SET TASK
Return all of the data exactly as given.
______________________________
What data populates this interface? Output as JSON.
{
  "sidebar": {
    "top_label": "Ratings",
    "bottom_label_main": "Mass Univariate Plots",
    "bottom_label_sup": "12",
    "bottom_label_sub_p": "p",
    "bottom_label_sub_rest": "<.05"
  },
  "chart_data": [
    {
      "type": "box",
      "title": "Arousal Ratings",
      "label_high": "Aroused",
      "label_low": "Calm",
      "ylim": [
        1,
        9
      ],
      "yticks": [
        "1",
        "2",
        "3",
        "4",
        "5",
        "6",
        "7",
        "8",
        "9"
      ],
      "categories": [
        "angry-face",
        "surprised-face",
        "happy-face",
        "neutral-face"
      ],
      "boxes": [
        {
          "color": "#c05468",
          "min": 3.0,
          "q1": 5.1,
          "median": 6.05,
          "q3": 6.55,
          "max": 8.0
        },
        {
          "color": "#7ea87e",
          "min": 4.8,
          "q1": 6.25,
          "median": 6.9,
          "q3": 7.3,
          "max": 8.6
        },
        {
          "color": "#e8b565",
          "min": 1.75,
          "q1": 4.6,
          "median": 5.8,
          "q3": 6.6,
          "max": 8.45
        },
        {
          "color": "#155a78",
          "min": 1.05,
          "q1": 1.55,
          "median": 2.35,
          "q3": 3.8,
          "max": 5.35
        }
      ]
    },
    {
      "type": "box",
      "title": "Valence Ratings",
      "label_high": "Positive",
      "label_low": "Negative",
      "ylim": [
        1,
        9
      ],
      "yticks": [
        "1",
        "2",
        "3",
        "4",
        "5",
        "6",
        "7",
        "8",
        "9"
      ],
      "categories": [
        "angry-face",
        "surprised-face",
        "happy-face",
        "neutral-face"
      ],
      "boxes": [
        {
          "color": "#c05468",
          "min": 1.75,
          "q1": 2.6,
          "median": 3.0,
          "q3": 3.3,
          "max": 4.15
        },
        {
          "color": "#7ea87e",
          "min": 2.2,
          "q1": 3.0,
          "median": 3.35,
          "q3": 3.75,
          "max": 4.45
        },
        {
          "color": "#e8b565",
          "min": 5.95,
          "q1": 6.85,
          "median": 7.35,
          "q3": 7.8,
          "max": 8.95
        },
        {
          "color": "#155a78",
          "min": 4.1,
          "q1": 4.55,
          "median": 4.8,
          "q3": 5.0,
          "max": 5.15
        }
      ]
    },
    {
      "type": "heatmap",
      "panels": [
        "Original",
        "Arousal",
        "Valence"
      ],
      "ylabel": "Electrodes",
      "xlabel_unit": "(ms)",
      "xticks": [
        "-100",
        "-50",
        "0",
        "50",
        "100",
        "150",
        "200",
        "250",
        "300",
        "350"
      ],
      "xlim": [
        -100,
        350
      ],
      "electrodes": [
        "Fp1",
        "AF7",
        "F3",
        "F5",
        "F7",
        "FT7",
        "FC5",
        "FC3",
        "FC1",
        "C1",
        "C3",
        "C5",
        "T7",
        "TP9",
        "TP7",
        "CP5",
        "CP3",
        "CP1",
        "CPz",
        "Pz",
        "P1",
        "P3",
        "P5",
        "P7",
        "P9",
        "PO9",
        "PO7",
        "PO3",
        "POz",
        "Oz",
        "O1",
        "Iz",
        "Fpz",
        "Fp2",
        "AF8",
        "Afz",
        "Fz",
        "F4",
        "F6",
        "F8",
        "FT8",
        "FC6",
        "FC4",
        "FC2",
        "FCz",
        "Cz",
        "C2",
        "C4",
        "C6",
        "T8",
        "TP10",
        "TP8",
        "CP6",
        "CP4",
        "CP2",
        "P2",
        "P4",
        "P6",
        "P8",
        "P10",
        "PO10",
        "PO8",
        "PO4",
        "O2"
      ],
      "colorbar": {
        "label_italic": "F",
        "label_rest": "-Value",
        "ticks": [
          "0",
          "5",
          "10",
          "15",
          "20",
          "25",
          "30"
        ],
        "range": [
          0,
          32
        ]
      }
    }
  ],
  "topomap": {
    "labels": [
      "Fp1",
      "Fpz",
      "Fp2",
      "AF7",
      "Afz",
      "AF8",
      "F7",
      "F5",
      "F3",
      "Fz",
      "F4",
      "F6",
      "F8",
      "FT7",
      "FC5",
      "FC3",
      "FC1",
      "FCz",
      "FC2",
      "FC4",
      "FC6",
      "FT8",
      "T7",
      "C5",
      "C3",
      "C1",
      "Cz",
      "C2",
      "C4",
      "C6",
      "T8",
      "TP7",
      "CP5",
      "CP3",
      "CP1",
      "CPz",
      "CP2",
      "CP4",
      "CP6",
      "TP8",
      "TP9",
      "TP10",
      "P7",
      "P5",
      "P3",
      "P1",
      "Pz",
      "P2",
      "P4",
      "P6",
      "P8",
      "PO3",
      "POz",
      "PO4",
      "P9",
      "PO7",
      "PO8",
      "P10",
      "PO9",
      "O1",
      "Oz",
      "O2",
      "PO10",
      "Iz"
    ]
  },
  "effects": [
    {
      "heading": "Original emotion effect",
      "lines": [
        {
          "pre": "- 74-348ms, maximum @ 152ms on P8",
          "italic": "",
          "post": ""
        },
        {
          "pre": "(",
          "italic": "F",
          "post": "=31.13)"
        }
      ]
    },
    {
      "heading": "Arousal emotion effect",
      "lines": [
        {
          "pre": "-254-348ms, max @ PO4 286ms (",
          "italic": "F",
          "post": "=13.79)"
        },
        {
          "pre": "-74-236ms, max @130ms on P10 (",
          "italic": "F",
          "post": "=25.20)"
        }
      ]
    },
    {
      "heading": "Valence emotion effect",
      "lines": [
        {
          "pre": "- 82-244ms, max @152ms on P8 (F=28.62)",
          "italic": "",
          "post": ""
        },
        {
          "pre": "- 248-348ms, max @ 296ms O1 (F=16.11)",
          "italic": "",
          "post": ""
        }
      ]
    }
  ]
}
______________________________
RESULT OF THE EXERCISE
What data populates this interface? Output as JSON.
{
  "sidebar": {
    "top_label": "Ratings",
    "bottom_label_main": "Mass Univariate Plots",
    "bottom_label_sup": "12",
    "bottom_label_sub_p": "p",
    "bottom_label_sub_rest": "<.05"
  },
  "chart_data": [
    {
      "type": "box",
      "title": "Arousal Ratings",
      "label_high": "Aroused",
      "label_low": "Calm",
      "ylim": [
        1,
        9
      ],
      "yticks": [
        "1",
        "2",
        "3",
        "4",
        "5",
        "6",
        "7",
        "8",
        "9"
      ],
      "categories": [
        "angry-face",
        "surprised-face",
        "happy-face",
        "neutral-face"
      ],
      "boxes": [
        {
          "color": "#c05468",
          "min": 3.0,
          "q1": 5.1,
          "median": 6.05,
          "q3": 6.55,
          "max": 8.0
        },
        {
          "color": "#7ea87e",
          "min": 4.8,
          "q1": 6.25,
          "median": 6.9,
          "q3": 7.3,
          "max": 8.6
        },
        {
          "color": "#e8b565",
          "min": 1.75,
          "q1": 4.6,
          "median": 5.8,
          "q3": 6.6,
          "max": 8.45
        },
        {
          "color": "#155a78",
          "min": 1.05,
          "q1": 1.55,
          "median": 2.35,
          "q3": 3.8,
          "max": 5.35
        }
      ]
    },
    {
      "type": "box",
      "title": "Valence Ratings",
      "label_high": "Positive",
      "label_low": "Negative",
      "ylim": [
        1,
        9
      ],
      "yticks": [
        "1",
        "2",
        "3",
        "4",
        "5",
        "6",
        "7",
        "8",
        "9"
      ],
      "categories": [
        "angry-face",
        "surprised-face",
        "happy-face",
        "neutral-face"
      ],
      "boxes": [
        {
          "color": "#c05468",
          "min": 1.75,
          "q1": 2.6,
          "median": 3.0,
          "q3": 3.3,
          "max": 4.15
        },
        {
          "color": "#7ea87e",
          "min": 2.2,
          "q1": 3.0,
          "median": 3.35,
          "q3": 3.75,
          "max": 4.45
        },
        {
          "color": "#e8b565",
          "min": 5.95,
          "q1": 6.85,
          "median": 7.35,
          "q3": 7.8,
          "max": 8.95
        },
        {
          "color": "#155a78",
          "min": 4.1,
          "q1": 4.55,
          "median": 4.8,
          "q3": 5.0,
          "max": 5.15
        }
      ]
    },
    {
      "type": "heatmap",
      "panels": [
        "Original",
        "Arousal",
        "Valence"
      ],
      "ylabel": "Electrodes",
      "xlabel_unit": "(ms)",
      "xticks": [
        "-100",
        "-50",
        "0",
        "50",
        "100",
        "150",
        "200",
        "250",
        "300",
        "350"
      ],
      "xlim": [
        -100,
        350
      ],
      "electrodes": [
        "Fp1",
        "AF7",
        "F3",
        "F5",
        "F7",
        "FT7",
        "FC5",
        "FC3",
        "FC1",
        "C1",
        "C3",
        "C5",
        "T7",
        "TP9",
        "TP7",
        "CP5",
        "CP3",
        "CP1",
        "CPz",
        "Pz",
        "P1",
        "P3",
        "P5",
        "P7",
        "P9",
        "PO9",
        "PO7",
        "PO3",
        "POz",
        "Oz",
        "O1",
        "Iz",
        "Fpz",
        "Fp2",
        "AF8",
        "Afz",
        "Fz",
        "F4",
        "F6",
        "F8",
        "FT8",
        "FC6",
        "FC4",
        "FC2",
        "FCz",
        "Cz",
        "C2",
        "C4",
        "C6",
        "T8",
        "TP10",
        "TP8",
        "CP6",
        "CP4",
        "CP2",
        "P2",
        "P4",
        "P6",
        "P8",
        "P10",
        "PO10",
        "PO8",
        "PO4",
        "O2"
      ],
      "colorbar": {
        "label_italic": "F",
        "label_rest": "-Value",
        "ticks": [
          "0",
          "5",
          "10",
          "15",
          "20",
          "25",
          "30"
        ],
        "range": [
          0,
          32
        ]
      }
    }
  ],
  "topomap": {
    "labels": [
      "Fp1",
      "Fpz",
      "Fp2",
      "AF7",
      "Afz",
      "AF8",
      "F7",
      "F5",
      "F3",
      "Fz",
      "F4",
      "F6",
      "F8",
      "FT7",
      "FC5",
      "FC3",
      "FC1",
      "FCz",
      "FC2",
      "FC4",
      "FC6",
      "FT8",
      "T7",
      "C5",
      "C3",
      "C1",
      "Cz",
      "C2",
      "C4",
      "C6",
      "T8",
      "TP7",
      "CP5",
      "CP3",
      "CP1",
      "CPz",
      "CP2",
      "CP4",
      "CP6",
      "TP8",
      "TP9",
      "TP10",
      "P7",
      "P5",
      "P3",
      "P1",
      "Pz",
      "P2",
      "P4",
      "P6",
      "P8",
      "PO3",
      "POz",
      "PO4",
      "P9",
      "PO7",
      "PO8",
      "P10",
      "PO9",
      "O1",
      "Oz",
      "O2",
      "PO10",
      "Iz"
    ]
  },
  "effects": [
    {
      "heading": "Original emotion effect",
      "lines": [
        {
          "pre": "- 74-348ms, maximum @ 152ms on P8",
          "italic": "",
          "post": ""
        },
        {
          "pre": "(",
          "italic": "F",
          "post": "=31.13)"
        }
      ]
    },
    {
      "heading": "Arousal emotion effect",
      "lines": [
        {
          "pre": "-254-348ms, max @ PO4 286ms (",
          "italic": "F",
          "post": "=13.79)"
        },
        {
          "pre": "-74-236ms, max @130ms on P10 (",
          "italic": "F",
          "post": "=25.20)"
        }
      ]
    },
    {
      "heading": "Valence emotion effect",
      "lines": [
        {
          "pre": "- 82-244ms, max @152ms on P8 (F=28.62)",
          "italic": "",
          "post": ""
        },
        {
          "pre": "- 248-348ms, max @ 296ms O1 (F=16.11)",
          "italic": "",
          "post": ""
        }
      ]
    }
  ]
}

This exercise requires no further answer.